Source text =>
I had just finished looking over a piece from Slate, September 19th’s “You Don’t Want Facebook Involved With Your Health Care” by Kirsten Ostherr, when I discovered a related one. That was “Are We Ready for Satellites That See Our Every Move?”, by Sarah Parcak in the October 15th New York Times.
The effect of their material has much in common. Both are progressing rapidly, both are behind the scenes as most Americans perceive them, and both can be used for much more than these articles suggested. As well, both have real potential to get out of control.
The first showed that seemingly unrelated websites could combine their personal data troves to provide further information on individual health care decisions. Its first sentence, “could your Netflix viewing habits predict that you will develop inflammatory bowel disease?”, may seem silly, but there are correlations everywhere. Some of these statistical relationships are meaningful, as, for example, the purchase of Tums and Mylanta going along with stomach discomfort. Some describe situations which are not as they seem, such as the high rates of respiratory problems in southwestern states not meaning problems with Arizona or New Mexico but the opposite, as many people with such issues choose to move there. Many more, probably most, correlations come from “hidden variables” which affect both factors in the same day, such as, as I have written about, the lower likelihood of female high school athletes using illegal drugs, both actually in large part from higher social class. Some are splendidly meaningless, such as the long-lasting extremely close relationship a sociologist documented between population in the Indian state of Hyderabad and membership in the International Machinists Union. These bogus correlations fool a lot of smart people, and an almost infinite number can be found when comparing the contents of large databases. Accordingly, even if there is no sensible real-life connection between choice of movies watched and diseases, it may look as if there is. That is scary.

Your tasks =>
1 – Repeat the essay on personal data word for word, between "I had just finished" and "out of control.", inclusive.
2 – Answer these questions from the essay on personal data:
(a) In which newspaper and on what date did the piece by Sarah Parcak appear?
(b) What purchase is given as going along with stomach discomfort?
(c) Which two states are named in the point about high rates of respiratory problems?

Data section =>
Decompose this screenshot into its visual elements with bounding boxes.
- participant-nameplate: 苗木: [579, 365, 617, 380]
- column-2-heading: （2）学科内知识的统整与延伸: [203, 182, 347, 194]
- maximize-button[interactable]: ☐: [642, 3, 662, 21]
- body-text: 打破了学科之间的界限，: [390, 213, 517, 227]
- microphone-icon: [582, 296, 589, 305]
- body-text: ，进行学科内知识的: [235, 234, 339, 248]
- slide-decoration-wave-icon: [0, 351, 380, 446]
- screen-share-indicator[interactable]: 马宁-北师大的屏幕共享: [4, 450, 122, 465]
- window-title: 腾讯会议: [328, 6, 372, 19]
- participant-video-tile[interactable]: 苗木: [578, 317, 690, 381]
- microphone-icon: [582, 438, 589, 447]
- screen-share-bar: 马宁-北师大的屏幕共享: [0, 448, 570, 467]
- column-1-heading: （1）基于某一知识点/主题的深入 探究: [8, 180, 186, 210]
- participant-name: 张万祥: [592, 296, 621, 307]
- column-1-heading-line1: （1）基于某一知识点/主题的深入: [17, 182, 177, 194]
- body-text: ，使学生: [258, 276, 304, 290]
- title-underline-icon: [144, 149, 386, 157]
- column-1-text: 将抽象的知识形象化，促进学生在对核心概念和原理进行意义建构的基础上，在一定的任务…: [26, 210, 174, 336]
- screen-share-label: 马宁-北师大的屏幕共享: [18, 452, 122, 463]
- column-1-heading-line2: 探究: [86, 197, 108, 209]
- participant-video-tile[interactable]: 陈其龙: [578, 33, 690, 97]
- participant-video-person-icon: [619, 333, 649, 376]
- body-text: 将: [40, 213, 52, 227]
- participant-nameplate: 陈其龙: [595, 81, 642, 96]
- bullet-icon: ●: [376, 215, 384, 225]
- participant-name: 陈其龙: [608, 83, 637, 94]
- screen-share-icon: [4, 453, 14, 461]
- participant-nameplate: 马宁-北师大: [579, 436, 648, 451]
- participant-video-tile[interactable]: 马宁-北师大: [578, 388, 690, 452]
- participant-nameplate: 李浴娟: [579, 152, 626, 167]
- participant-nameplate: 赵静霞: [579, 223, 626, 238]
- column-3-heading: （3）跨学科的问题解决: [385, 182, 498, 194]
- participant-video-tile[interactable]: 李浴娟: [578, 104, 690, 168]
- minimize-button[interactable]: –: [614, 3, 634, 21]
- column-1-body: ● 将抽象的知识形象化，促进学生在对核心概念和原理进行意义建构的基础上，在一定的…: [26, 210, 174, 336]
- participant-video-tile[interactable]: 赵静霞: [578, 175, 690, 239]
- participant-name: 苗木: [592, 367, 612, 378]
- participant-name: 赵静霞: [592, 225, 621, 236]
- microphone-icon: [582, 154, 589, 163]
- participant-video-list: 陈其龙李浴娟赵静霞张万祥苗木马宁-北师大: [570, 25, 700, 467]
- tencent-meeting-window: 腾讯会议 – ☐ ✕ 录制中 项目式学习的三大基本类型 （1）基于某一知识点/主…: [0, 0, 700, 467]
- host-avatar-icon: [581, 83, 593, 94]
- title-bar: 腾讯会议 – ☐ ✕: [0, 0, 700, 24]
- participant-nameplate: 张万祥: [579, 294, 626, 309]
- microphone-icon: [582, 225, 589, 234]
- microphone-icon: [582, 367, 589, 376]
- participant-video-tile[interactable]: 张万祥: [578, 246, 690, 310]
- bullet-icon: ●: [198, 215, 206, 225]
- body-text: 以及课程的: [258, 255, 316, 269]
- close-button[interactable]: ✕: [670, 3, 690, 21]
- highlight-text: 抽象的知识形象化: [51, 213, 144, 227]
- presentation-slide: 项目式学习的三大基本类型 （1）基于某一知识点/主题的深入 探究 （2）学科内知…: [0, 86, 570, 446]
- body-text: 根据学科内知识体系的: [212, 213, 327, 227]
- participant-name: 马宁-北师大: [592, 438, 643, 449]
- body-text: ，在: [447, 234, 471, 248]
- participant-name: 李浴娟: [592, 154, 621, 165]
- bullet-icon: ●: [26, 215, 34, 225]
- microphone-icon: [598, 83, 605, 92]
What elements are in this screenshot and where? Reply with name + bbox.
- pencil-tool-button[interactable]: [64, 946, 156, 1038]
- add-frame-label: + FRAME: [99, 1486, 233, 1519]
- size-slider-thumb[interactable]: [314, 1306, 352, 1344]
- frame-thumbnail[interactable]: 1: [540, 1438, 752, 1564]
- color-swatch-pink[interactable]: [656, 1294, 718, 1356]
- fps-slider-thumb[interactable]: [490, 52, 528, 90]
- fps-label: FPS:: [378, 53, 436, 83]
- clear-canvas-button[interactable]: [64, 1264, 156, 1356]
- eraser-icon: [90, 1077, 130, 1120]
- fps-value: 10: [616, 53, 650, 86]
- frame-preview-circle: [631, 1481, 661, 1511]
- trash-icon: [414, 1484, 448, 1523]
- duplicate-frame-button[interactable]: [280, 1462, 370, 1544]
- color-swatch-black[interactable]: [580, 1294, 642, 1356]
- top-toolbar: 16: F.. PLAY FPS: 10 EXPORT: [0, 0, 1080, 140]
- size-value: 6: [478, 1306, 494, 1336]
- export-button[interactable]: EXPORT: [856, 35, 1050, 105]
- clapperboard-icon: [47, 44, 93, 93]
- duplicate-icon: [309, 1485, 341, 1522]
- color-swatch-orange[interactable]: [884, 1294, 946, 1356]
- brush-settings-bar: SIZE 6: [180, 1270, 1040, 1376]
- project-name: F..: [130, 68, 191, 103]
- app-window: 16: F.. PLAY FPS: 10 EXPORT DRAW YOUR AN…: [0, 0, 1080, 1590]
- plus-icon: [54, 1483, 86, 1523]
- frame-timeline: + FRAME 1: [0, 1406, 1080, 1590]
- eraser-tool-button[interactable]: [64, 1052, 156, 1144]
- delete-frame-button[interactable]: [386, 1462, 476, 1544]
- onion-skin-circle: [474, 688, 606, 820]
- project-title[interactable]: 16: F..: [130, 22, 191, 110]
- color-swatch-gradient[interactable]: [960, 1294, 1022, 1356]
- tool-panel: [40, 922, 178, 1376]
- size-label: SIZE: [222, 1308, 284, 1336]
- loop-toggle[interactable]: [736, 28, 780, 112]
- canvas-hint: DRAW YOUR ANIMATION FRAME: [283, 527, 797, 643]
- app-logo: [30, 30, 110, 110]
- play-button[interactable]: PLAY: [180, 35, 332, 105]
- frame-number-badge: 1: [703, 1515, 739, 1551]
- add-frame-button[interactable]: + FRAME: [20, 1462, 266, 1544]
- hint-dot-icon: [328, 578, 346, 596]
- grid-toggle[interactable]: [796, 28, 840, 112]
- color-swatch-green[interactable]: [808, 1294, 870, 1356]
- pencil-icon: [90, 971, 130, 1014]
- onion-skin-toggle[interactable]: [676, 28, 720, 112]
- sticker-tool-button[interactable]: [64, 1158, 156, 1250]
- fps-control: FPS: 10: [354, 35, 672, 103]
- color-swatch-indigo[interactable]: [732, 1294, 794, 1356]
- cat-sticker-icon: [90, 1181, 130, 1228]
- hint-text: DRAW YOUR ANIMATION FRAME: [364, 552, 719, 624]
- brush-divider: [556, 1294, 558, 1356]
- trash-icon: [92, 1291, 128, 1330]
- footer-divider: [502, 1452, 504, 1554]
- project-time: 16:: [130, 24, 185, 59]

Solutions =>
1 –
I had just finished looking over a piece from Slate, September 19th’s “You Don’t Want Facebook Involved With Your Health Care” by Kirsten Ostherr, when I discovered a related one. That was “Are We Ready for Satellites That See Our Every Move?”, by Sarah Parcak in the October 15th New York Times.
The effect of their material has much in common. Both are progressing rapidly, both are behind the scenes as most Americans perceive them, and both can be used for much more than these articles suggested. As well, both have real potential to get out of control.

2 –
(a) The New York Times, October 15th
(b) Tums and Mylanta
(c) Arizona and New Mexico